**WHAT THE TASK REQUIRES:** Set the listing down again in full, word for word, with the pictures left out.
"""
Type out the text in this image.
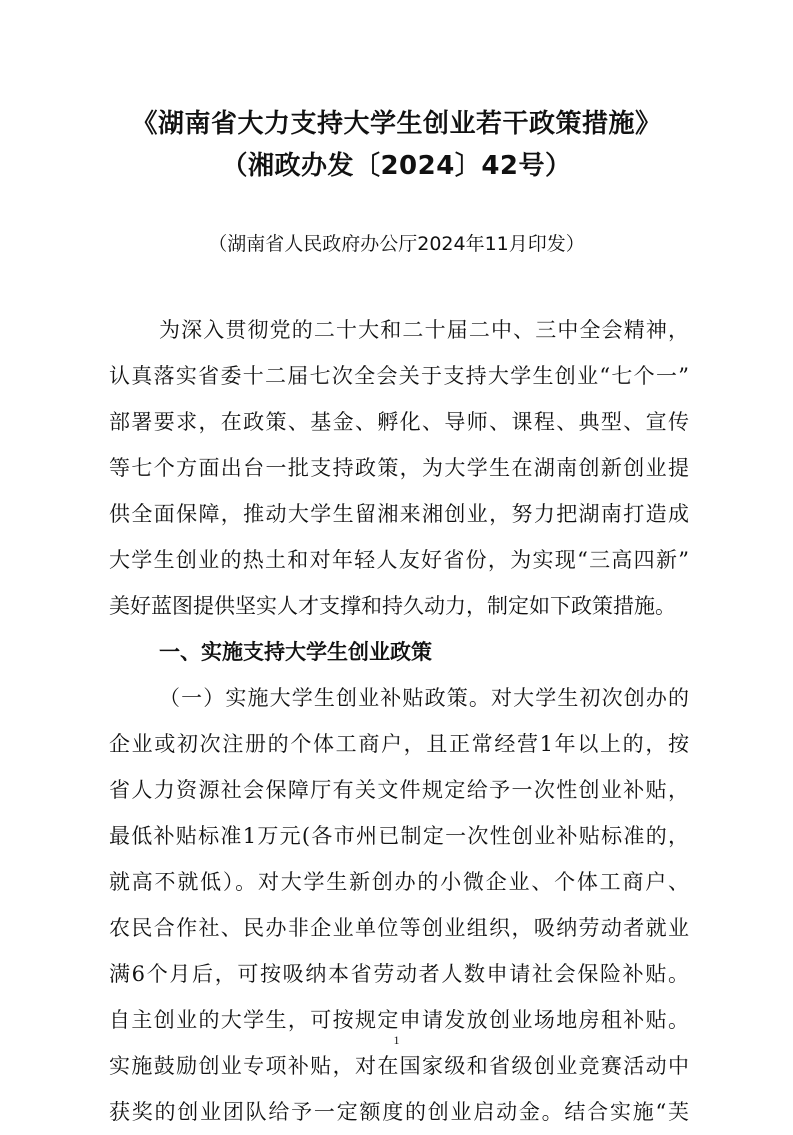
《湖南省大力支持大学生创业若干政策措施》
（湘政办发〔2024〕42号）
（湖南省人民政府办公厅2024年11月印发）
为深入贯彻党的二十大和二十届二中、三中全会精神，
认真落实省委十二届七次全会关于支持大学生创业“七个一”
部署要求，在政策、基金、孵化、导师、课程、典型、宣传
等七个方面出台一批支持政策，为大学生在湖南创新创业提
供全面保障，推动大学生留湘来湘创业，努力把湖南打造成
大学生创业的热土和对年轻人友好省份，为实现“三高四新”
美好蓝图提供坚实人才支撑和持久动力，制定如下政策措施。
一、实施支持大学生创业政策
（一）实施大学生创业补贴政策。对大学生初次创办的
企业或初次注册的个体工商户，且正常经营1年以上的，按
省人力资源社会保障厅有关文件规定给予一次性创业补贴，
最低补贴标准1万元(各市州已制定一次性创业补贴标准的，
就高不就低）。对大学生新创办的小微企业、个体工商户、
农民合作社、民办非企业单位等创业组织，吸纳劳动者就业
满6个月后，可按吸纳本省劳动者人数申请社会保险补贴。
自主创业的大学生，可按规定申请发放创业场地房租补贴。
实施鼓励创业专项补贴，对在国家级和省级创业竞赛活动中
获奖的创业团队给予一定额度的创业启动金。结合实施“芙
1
"""
**THE COMPLETED TASK:**
Type out the text in this image.
《湖南省大力支持大学生创业若干政策措施》
（湘政办发〔2024〕42号）
（湖南省人民政府办公厅2024年11月印发）
为深入贯彻党的二十大和二十届二中、三中全会精神，
认真落实省委十二届七次全会关于支持大学生创业“七个一”
部署要求，在政策、基金、孵化、导师、课程、典型、宣传
等七个方面出台一批支持政策，为大学生在湖南创新创业提
供全面保障，推动大学生留湘来湘创业，努力把湖南打造成
大学生创业的热土和对年轻人友好省份，为实现“三高四新”
美好蓝图提供坚实人才支撑和持久动力，制定如下政策措施。
一、实施支持大学生创业政策
（一）实施大学生创业补贴政策。对大学生初次创办的
企业或初次注册的个体工商户，且正常经营1年以上的，按
省人力资源社会保障厅有关文件规定给予一次性创业补贴，
最低补贴标准1万元(各市州已制定一次性创业补贴标准的，
就高不就低）。对大学生新创办的小微企业、个体工商户、
农民合作社、民办非企业单位等创业组织，吸纳劳动者就业
满6个月后，可按吸纳本省劳动者人数申请社会保险补贴。
自主创业的大学生，可按规定申请发放创业场地房租补贴。
实施鼓励创业专项补贴，对在国家级和省级创业竞赛活动中
获奖的创业团队给予一定额度的创业启动金。结合实施“芙
1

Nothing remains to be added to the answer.